D’autres plateformes sous l’eau
Mais École Directe n’est pas la seule plateforme à être hors service ou très difficilement joignable.
Monsieur le Prof, pseudonyme d’un enseignant d’anglais très suivi sur Twitter, relève que l’environnement numérique de travail (ENT) d’Île-de-France est tombé ce matin. Un autre fait remarquer que l’ENT de Nice était inaccessible dès la veille. « ENT Hauts de France en PLS », dit un autre. D’autres professeurs se succèdent pour mentionner ceux de Rennes, Rhône-Alpes, Champagne-Ardenne, Nantes, Occitanie, Val-d’Oise, Lille, Alsace, Grand Est, Normandie, Montpellier… et la liste n’est pas terminée.
D’autres services sont aussi dans les choux en cette matinée du 16 mars. C’est le cas du site Klassroom, qui propose des outils de mise en relation entre les parents et les profs, du Centre national d’enseignement à distance (CNED) ou tout simplement du site de blog scolaire qui liste les enseignements et exercices à faire à la maison. Le site du ministère de l’Éducation nationale, par contre, reste accessible.

◆ Entrées fournies:
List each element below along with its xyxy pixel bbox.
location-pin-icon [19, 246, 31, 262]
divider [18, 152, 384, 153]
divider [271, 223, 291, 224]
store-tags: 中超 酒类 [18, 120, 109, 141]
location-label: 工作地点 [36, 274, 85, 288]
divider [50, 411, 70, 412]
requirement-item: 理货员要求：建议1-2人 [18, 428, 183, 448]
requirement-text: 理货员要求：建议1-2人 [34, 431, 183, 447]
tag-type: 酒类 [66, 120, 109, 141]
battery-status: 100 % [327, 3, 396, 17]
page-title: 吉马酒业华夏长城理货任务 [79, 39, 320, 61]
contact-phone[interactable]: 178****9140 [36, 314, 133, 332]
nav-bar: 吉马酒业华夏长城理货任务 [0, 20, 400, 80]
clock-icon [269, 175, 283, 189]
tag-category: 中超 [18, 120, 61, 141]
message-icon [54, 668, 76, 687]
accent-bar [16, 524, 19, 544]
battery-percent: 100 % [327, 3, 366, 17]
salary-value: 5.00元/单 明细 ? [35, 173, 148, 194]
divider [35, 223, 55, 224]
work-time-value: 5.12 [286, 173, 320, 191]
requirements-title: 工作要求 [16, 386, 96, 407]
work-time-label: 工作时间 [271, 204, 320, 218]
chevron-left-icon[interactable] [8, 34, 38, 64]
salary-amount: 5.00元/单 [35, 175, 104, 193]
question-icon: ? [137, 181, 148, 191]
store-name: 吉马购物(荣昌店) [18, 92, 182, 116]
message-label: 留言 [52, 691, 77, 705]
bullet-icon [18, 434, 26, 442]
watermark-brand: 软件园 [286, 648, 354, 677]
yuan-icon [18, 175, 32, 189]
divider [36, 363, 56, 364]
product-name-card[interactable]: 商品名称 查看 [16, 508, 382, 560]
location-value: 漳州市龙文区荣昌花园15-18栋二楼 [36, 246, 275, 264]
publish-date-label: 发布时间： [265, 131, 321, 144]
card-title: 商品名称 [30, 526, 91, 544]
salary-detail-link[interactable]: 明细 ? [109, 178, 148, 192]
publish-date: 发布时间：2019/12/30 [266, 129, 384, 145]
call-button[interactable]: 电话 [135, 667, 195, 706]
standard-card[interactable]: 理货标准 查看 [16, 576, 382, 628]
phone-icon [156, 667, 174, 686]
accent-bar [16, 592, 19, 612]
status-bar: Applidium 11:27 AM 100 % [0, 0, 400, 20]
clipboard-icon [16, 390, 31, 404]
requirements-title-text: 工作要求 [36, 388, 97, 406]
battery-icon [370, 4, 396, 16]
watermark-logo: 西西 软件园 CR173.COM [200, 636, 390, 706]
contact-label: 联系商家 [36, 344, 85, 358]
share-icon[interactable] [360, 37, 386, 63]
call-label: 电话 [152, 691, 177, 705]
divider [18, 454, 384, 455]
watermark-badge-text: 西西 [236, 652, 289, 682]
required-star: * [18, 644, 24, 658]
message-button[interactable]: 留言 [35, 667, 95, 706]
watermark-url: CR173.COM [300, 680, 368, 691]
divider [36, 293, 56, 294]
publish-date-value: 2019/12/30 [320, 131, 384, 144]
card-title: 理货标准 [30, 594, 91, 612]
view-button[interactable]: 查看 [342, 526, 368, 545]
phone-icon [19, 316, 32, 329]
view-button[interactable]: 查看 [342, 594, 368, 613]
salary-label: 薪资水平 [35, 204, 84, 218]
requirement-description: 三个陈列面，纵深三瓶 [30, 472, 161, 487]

◆ Consigne A: Dans le texte sur les pannes des plateformes scolaires, quels services autres que les ENT sont cités comme étant en panne le 16 mars ?
◆ Consigne B: D’après le texte sur les pannes des plateformes scolaires, qu’est-ce qui justifie le titre « D’autres plateformes sous l’eau » ?
◆ Consigne C: Reprenez le texte sur les pannes des plateformes scolaires là où il s’arrête et poursuivez-le.

◆ Réponse A:
- Klassroom
- le Centre national d’enseignement à distance (CNED)
- le site de blog scolaire qui liste les enseignements et exercices à faire à la maison

◆ Réponse B: École Directe n’est pas la seule plateforme hors service ou très difficilement joignable. De nombreux ENT régionaux sont tombés, dont ceux d’Île-de-France, de Nice et des Hauts-de-France. Klassroom, le CNED et le site de blog scolaire sont aussi touchés.

◆ Réponse C:
Face à cette très forte affluence, les responsables de Klassroom déclarent avoir « anticipé un pic de connexions ce lundi matin », mais « pas suffisamment ». « Tout le monde s’est connecté en même temps autour de 9h, nos serveurs ont eu du mal », ajoutent-ils, citant « plusieurs centaines de milliers de connexions simultanées ». L’entreprise assure être sur le pont pour rétablir la situation et augmenter ses capacités d’accueil.
« Tout le monde s’est connecté en même temps autour de 9h »
Pour sa part, le CNED invite à s’abstenir de se rendre sur son site web, en précisant que « c’est le chef d’établissement qui communique aux familles l’adresse du site de continuité pédagogique sur lequel se connecter ». En attendant, les professeurs font au mieux dans un contexte dégradé : une enseignante d’allemand nous indique avoir contacté ses élèves par mail — quand elle les as — pour leur dire d’envoyer les devoirs plus tard.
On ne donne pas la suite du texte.